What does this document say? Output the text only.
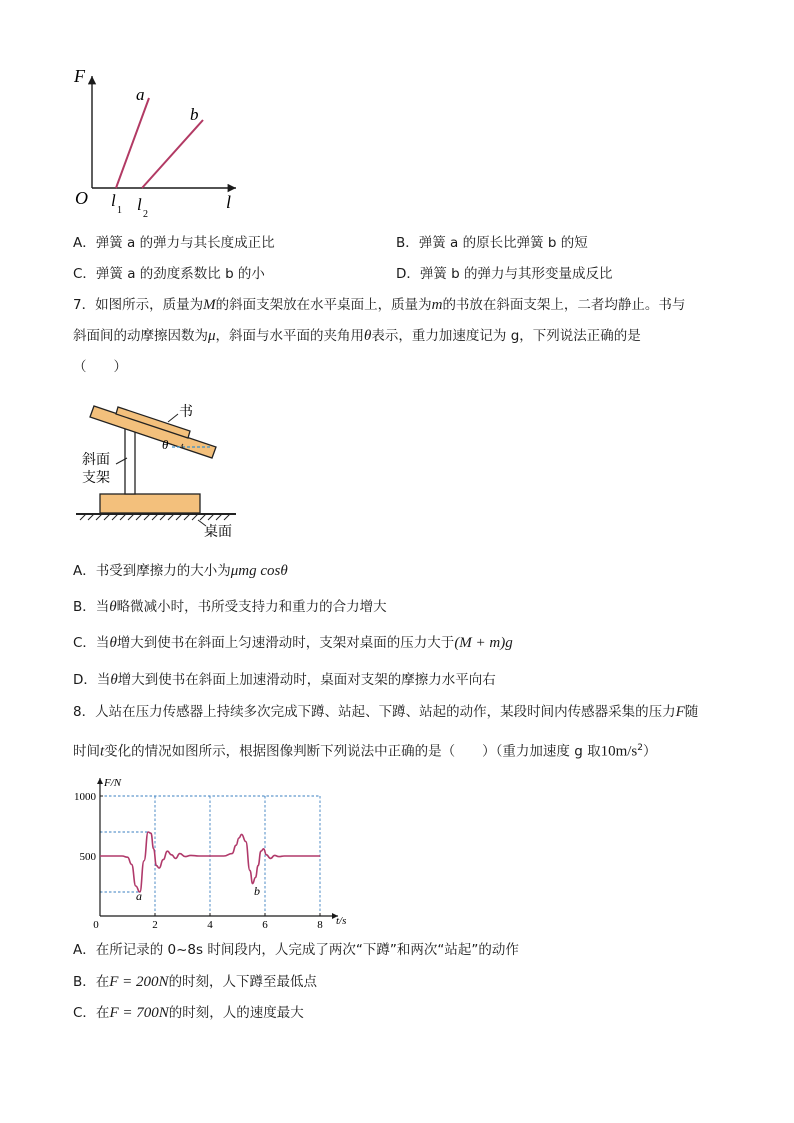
F
O
a
b
l
1 l
2
l
A．弹簧 a 的弹力与其长度成正比	B．弹簧 a 的原长比弹簧 b 的短
C．弹簧 a 的劲度系数比 b 的小	D．弹簧 b 的弹力与其形变量成反比
7．如图所示，质量为M的斜面支架放在水平桌面上，质量为m的书放在斜面支架上，二者均静止。书与
斜面间的动摩擦因数为μ，斜面与水平面的夹角用θ表示，重力加速度记为 g，下列说法正确的是
（　　）
θ
书
斜面
支架
桌面
A．书受到摩擦力的大小为μmg cosθ
B．当θ略微减小时，书所受支持力和重力的合力增大
C．当θ增大到使书在斜面上匀速滑动时，支架对桌面的压力大于(M + m)g
D．当θ增大到使书在斜面上加速滑动时，桌面对支架的摩擦力水平向右
8．人站在压力传感器上持续多次完成下蹲、站起、下蹲、站起的动作，某段时间内传感器采集的压力F随
时间t变化的情况如图所示，根据图像判断下列说法中正确的是（　　）（重力加速度 g 取$10m/s^2$）
1000
500
0	2	4	6	8
F/N
t/s
a	b
A．在所记录的 0~8s 时间段内，人完成了两次“下蹲”和两次“站起”的动作
B．在F = 200N的时刻，人下蹲至最低点
C．在F = 700N的时刻，人的速度最大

____________

§ **YOUR OBJECTIVE**: Without the pictures, transcribe the listing above exactly.

§ **RESPONSE FOR THIS EXERCISE**:
What does this document say? Output the text only.
F
O
a
b
l
1 l
2
l
A．弹簧 a 的弹力与其长度成正比	B．弹簧 a 的原长比弹簧 b 的短
C．弹簧 a 的劲度系数比 b 的小	D．弹簧 b 的弹力与其形变量成反比
7．如图所示，质量为M的斜面支架放在水平桌面上，质量为m的书放在斜面支架上，二者均静止。书与
斜面间的动摩擦因数为μ，斜面与水平面的夹角用θ表示，重力加速度记为 g，下列说法正确的是
（　　）
θ
书
斜面
支架
桌面
A．书受到摩擦力的大小为μmg cosθ
B．当θ略微减小时，书所受支持力和重力的合力增大
C．当θ增大到使书在斜面上匀速滑动时，支架对桌面的压力大于(M + m)g
D．当θ增大到使书在斜面上加速滑动时，桌面对支架的摩擦力水平向右
8．人站在压力传感器上持续多次完成下蹲、站起、下蹲、站起的动作，某段时间内传感器采集的压力F随
时间t变化的情况如图所示，根据图像判断下列说法中正确的是（　　）（重力加速度 g 取$10m/s^2$）
1000
500
0	2	4	6	8
F/N
t/s
a	b
A．在所记录的 0~8s 时间段内，人完成了两次“下蹲”和两次“站起”的动作
B．在F = 200N的时刻，人下蹲至最低点
C．在F = 700N的时刻，人的速度最大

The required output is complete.